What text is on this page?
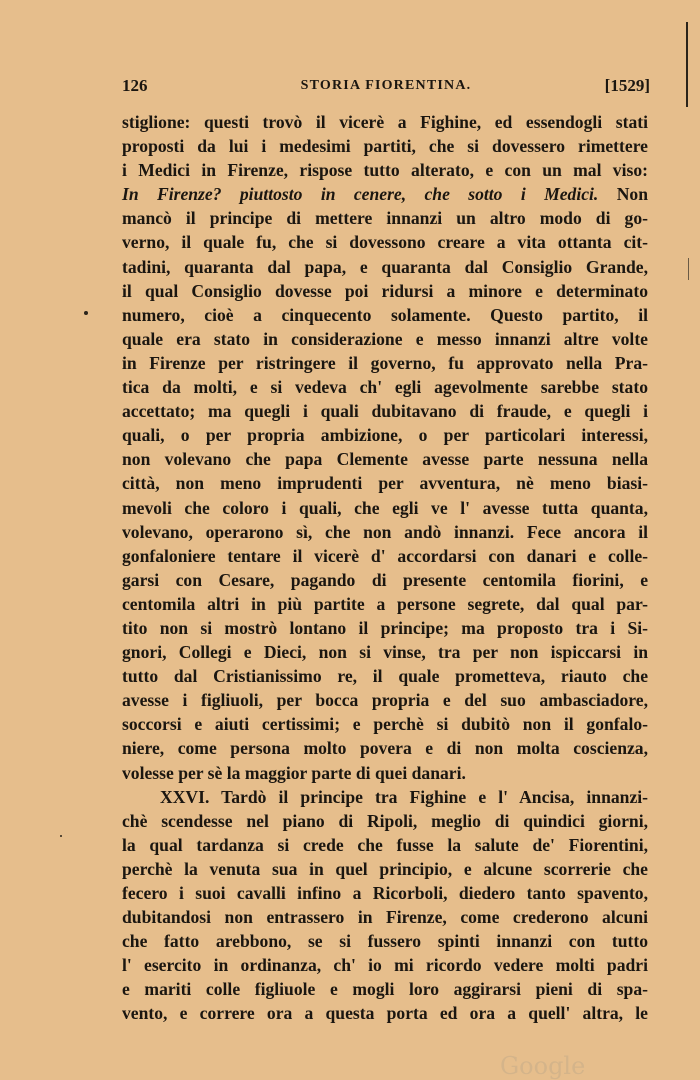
126	STORIA FIORENTINA.	[1529]
stiglione: questi trovò il vicerè a Fighine, ed essendogli stati
proposti da lui i medesimi partiti, che si dovessero rimettere
i Medici in Firenze, rispose tutto alterato, e con un mal viso:
In Firenze? piuttosto in cenere, che sotto i Medici. Non
mancò il principe di mettere innanzi un altro modo di go-
verno, il quale fu, che si dovessono creare a vita ottanta cit-
tadini, quaranta dal papa, e quaranta dal Consiglio Grande,
il qual Consiglio dovesse poi ridursi a minore e determinato
numero, cioè a cinquecento solamente. Questo partito, il
quale era stato in considerazione e messo innanzi altre volte
in Firenze per ristringere il governo, fu approvato nella Pra-
tica da molti, e si vedeva ch' egli agevolmente sarebbe stato
accettato; ma quegli i quali dubitavano di fraude, e quegli i
quali, o per propria ambizione, o per particolari interessi,
non volevano che papa Clemente avesse parte nessuna nella
città, non meno imprudenti per avventura, nè meno biasi-
mevoli che coloro i quali, che egli ve l' avesse tutta quanta,
volevano, operarono sì, che non andò innanzi. Fece ancora il
gonfaloniere tentare il vicerè d' accordarsi con danari e colle-
garsi con Cesare, pagando di presente centomila fiorini, e
centomila altri in più partite a persone segrete, dal qual par-
tito non si mostrò lontano il principe; ma proposto tra i Si-
gnori, Collegi e Dieci, non si vinse, tra per non ispiccarsi in
tutto dal Cristianissimo re, il quale prometteva, riauto che
avesse i figliuoli, per bocca propria e del suo ambasciadore,
soccorsi e aiuti certissimi; e perchè si dubitò non il gonfalo-
niere, come persona molto povera e di non molta coscienza,
volesse per sè la maggior parte di quei danari.
XXVI. Tardò il principe tra Fighine e l' Ancisa, innanzi-
chè scendesse nel piano di Ripoli, meglio di quindici giorni,
la qual tardanza si crede che fusse la salute de' Fiorentini,
perchè la venuta sua in quel principio, e alcune scorrerie che
fecero i suoi cavalli infino a Ricorboli, diedero tanto spavento,
dubitandosi non entrassero in Firenze, come crederono alcuni
che fatto arebbono, se si fussero spinti innanzi con tutto
l' esercito in ordinanza, ch' io mi ricordo vedere molti padri
e mariti colle figliuole e mogli loro aggirarsi pieni di spa-
vento, e correre ora a questa porta ed ora a quell' altra, le
Google
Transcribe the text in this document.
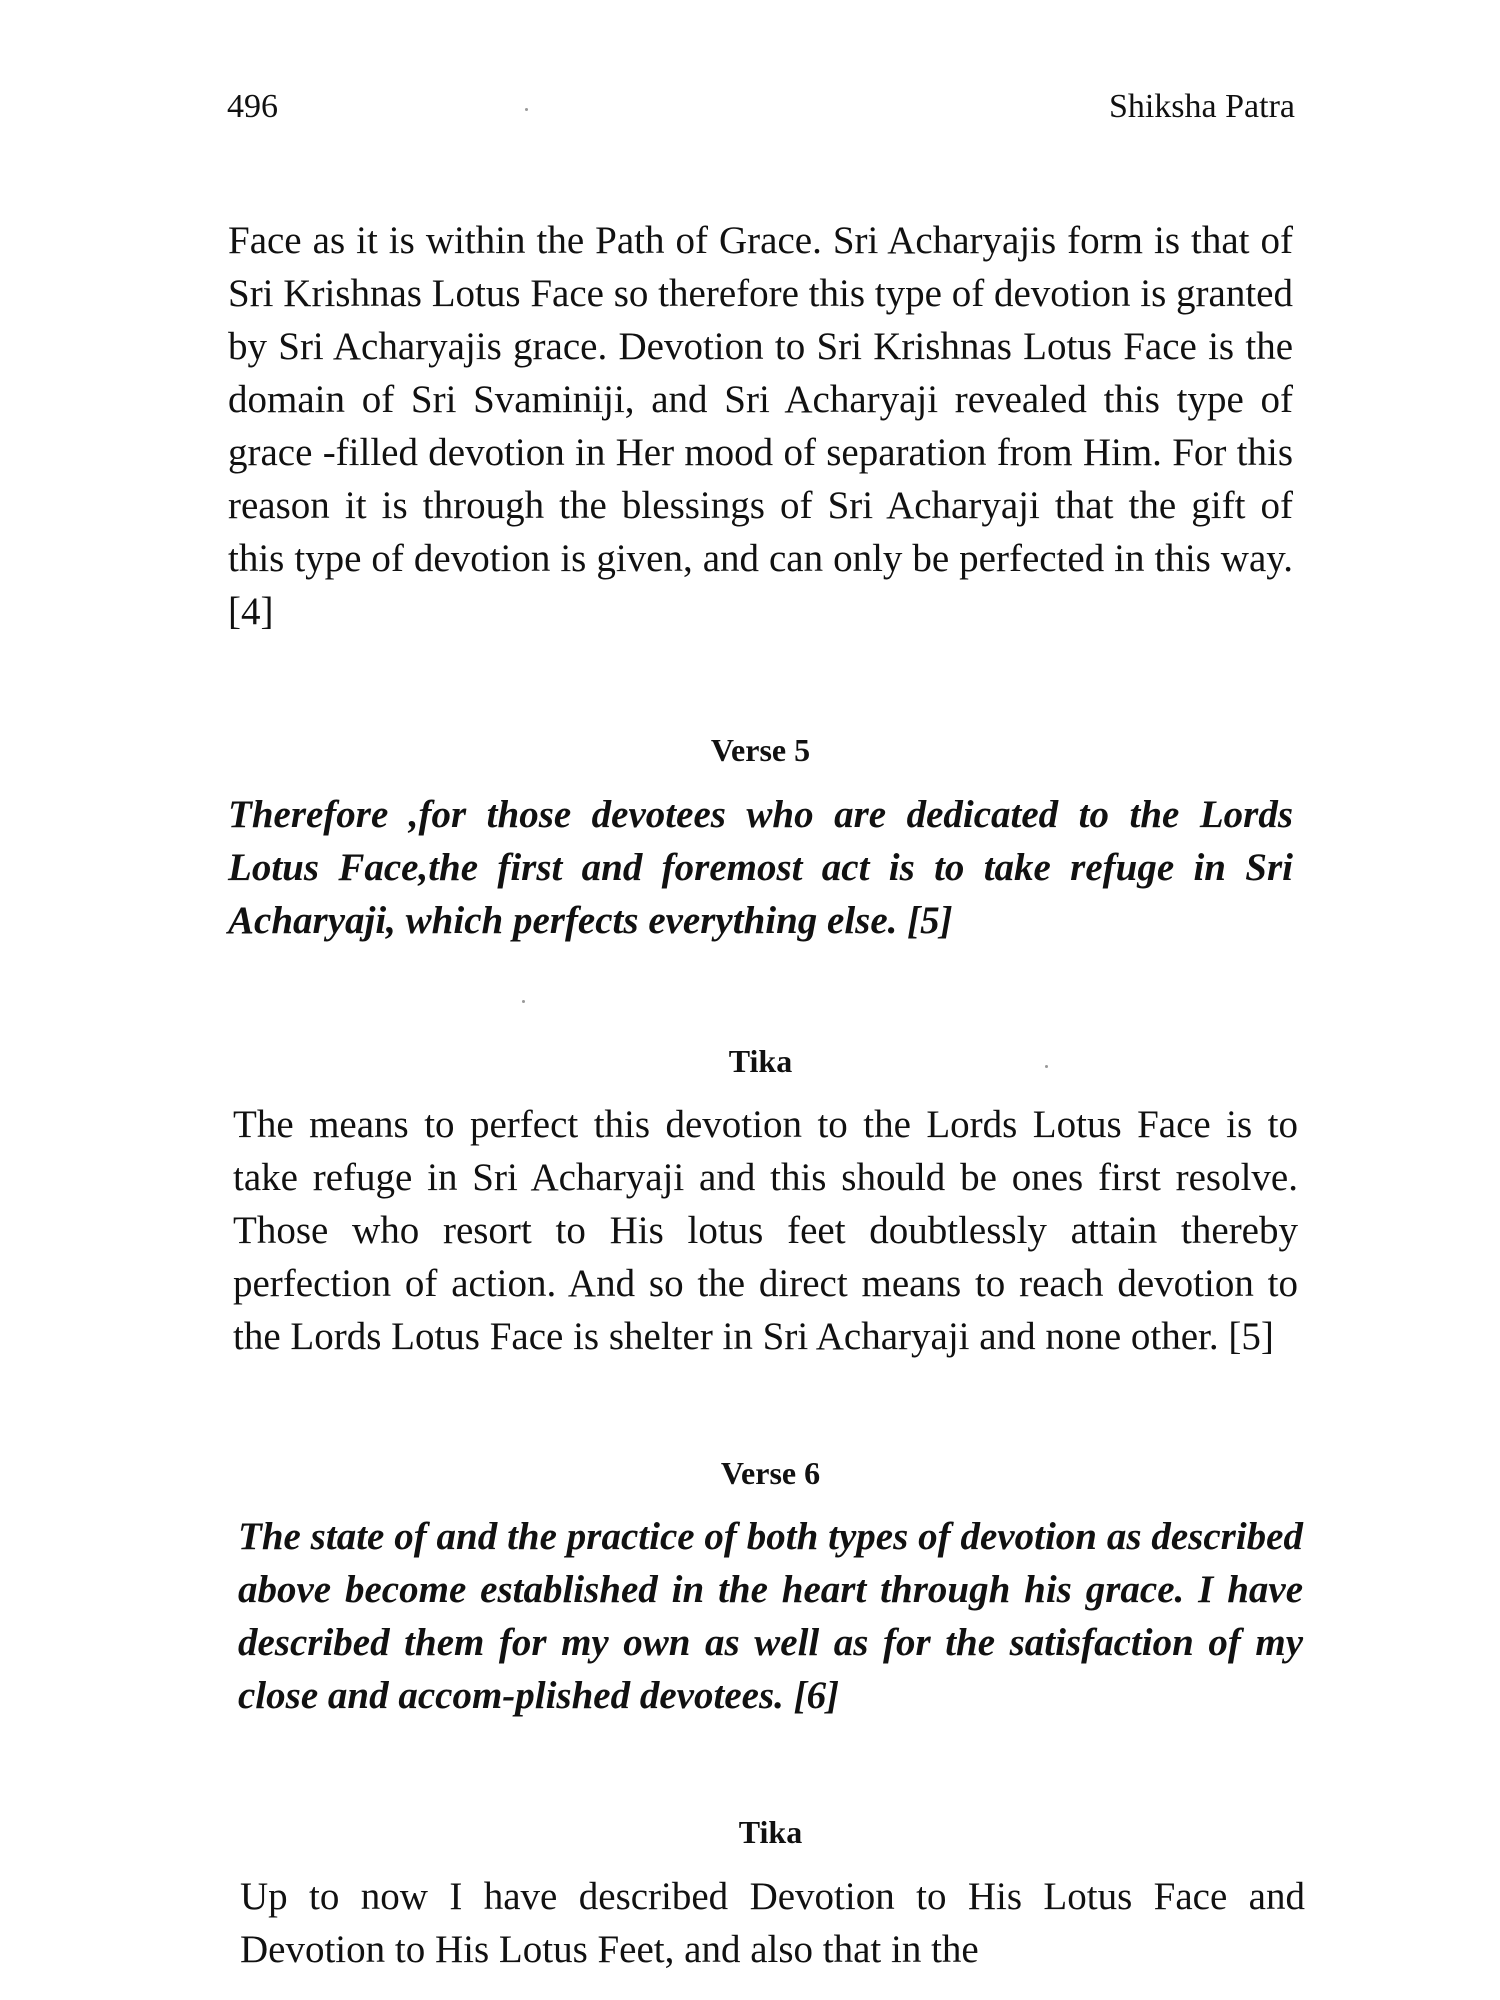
496	Shiksha Patra

Face as it is within the Path of Grace. Sri Acharyajis form is that of Sri Krishnas Lotus Face so therefore this type of devotion is granted by Sri Acharyajis grace. Devotion to Sri Krishnas Lotus Face is the domain of Sri Svaminiji, and Sri Acharyaji revealed this type of grace -filled devotion in Her mood of separation from Him. For this reason it is through the blessings of Sri Acharyaji that the gift of this type of devotion is given, and can only be perfected in this way. [4]

Verse 5

Therefore ,for those devotees who are dedicated to the Lords Lotus Face,the first and foremost act is to take refuge in Sri Acharyaji, which perfects everything else. [5]

Tika

The means to perfect this devotion to the Lords Lotus Face is to take refuge in Sri Acharyaji and this should be ones first resolve. Those who resort to His lotus feet doubtlessly attain thereby perfection of action. And so the direct means to reach devotion to the Lords Lotus Face is shelter in Sri Acharyaji and none other. [5]

Verse 6

The state of and the practice of both types of devotion as described above become established in the heart through his grace. I have described them for my own as well as for the satisfaction of my close and accom-plished devotees. [6]

Tika

Up to now I have described Devotion to His Lotus Face and Devotion to His Lotus Feet, and also that in the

--- Problem ---
Pictures are not part of the copy; reproduce everything else in the records exactly.

--- The solution ---
What text is on this page?
126	STORIA FIORENTINA.	[1529]
stiglione: questi trovò il vicerè a Fighine, ed essendogli stati
proposti da lui i medesimi partiti, che si dovessero rimettere
i Medici in Firenze, rispose tutto alterato, e con un mal viso:
In Firenze? piuttosto in cenere, che sotto i Medici. Non
mancò il principe di mettere innanzi un altro modo di go-
verno, il quale fu, che si dovessono creare a vita ottanta cit-
tadini, quaranta dal papa, e quaranta dal Consiglio Grande,
il qual Consiglio dovesse poi ridursi a minore e determinato
numero, cioè a cinquecento solamente. Questo partito, il
quale era stato in considerazione e messo innanzi altre volte
in Firenze per ristringere il governo, fu approvato nella Pra-
tica da molti, e si vedeva ch' egli agevolmente sarebbe stato
accettato; ma quegli i quali dubitavano di fraude, e quegli i
quali, o per propria ambizione, o per particolari interessi,
non volevano che papa Clemente avesse parte nessuna nella
città, non meno imprudenti per avventura, nè meno biasi-
mevoli che coloro i quali, che egli ve l' avesse tutta quanta,
volevano, operarono sì, che non andò innanzi. Fece ancora il
gonfaloniere tentare il vicerè d' accordarsi con danari e colle-
garsi con Cesare, pagando di presente centomila fiorini, e
centomila altri in più partite a persone segrete, dal qual par-
tito non si mostrò lontano il principe; ma proposto tra i Si-
gnori, Collegi e Dieci, non si vinse, tra per non ispiccarsi in
tutto dal Cristianissimo re, il quale prometteva, riauto che
avesse i figliuoli, per bocca propria e del suo ambasciadore,
soccorsi e aiuti certissimi; e perchè si dubitò non il gonfalo-
niere, come persona molto povera e di non molta coscienza,
volesse per sè la maggior parte di quei danari.
XXVI. Tardò il principe tra Fighine e l' Ancisa, innanzi-
chè scendesse nel piano di Ripoli, meglio di quindici giorni,
la qual tardanza si crede che fusse la salute de' Fiorentini,
perchè la venuta sua in quel principio, e alcune scorrerie che
fecero i suoi cavalli infino a Ricorboli, diedero tanto spavento,
dubitandosi non entrassero in Firenze, come crederono alcuni
che fatto arebbono, se si fussero spinti innanzi con tutto
l' esercito in ordinanza, ch' io mi ricordo vedere molti padri
e mariti colle figliuole e mogli loro aggirarsi pieni di spa-
vento, e correre ora a questa porta ed ora a quell' altra, le
Google
Transcribe the text in this document.
496	Shiksha Patra

Face as it is within the Path of Grace. Sri Acharyajis form is that of Sri Krishnas Lotus Face so therefore this type of devotion is granted by Sri Acharyajis grace. Devotion to Sri Krishnas Lotus Face is the domain of Sri Svaminiji, and Sri Acharyaji revealed this type of grace -filled devotion in Her mood of separation from Him. For this reason it is through the blessings of Sri Acharyaji that the gift of this type of devotion is given, and can only be perfected in this way. [4]

Verse 5

Therefore ,for those devotees who are dedicated to the Lords Lotus Face,the first and foremost act is to take refuge in Sri Acharyaji, which perfects everything else. [5]

Tika

The means to perfect this devotion to the Lords Lotus Face is to take refuge in Sri Acharyaji and this should be ones first resolve. Those who resort to His lotus feet doubtlessly attain thereby perfection of action. And so the direct means to reach devotion to the Lords Lotus Face is shelter in Sri Acharyaji and none other. [5]

Verse 6

The state of and the practice of both types of devotion as described above become established in the heart through his grace. I have described them for my own as well as for the satisfaction of my close and accom-plished devotees. [6]

Tika

Up to now I have described Devotion to His Lotus Face and Devotion to His Lotus Feet, and also that in the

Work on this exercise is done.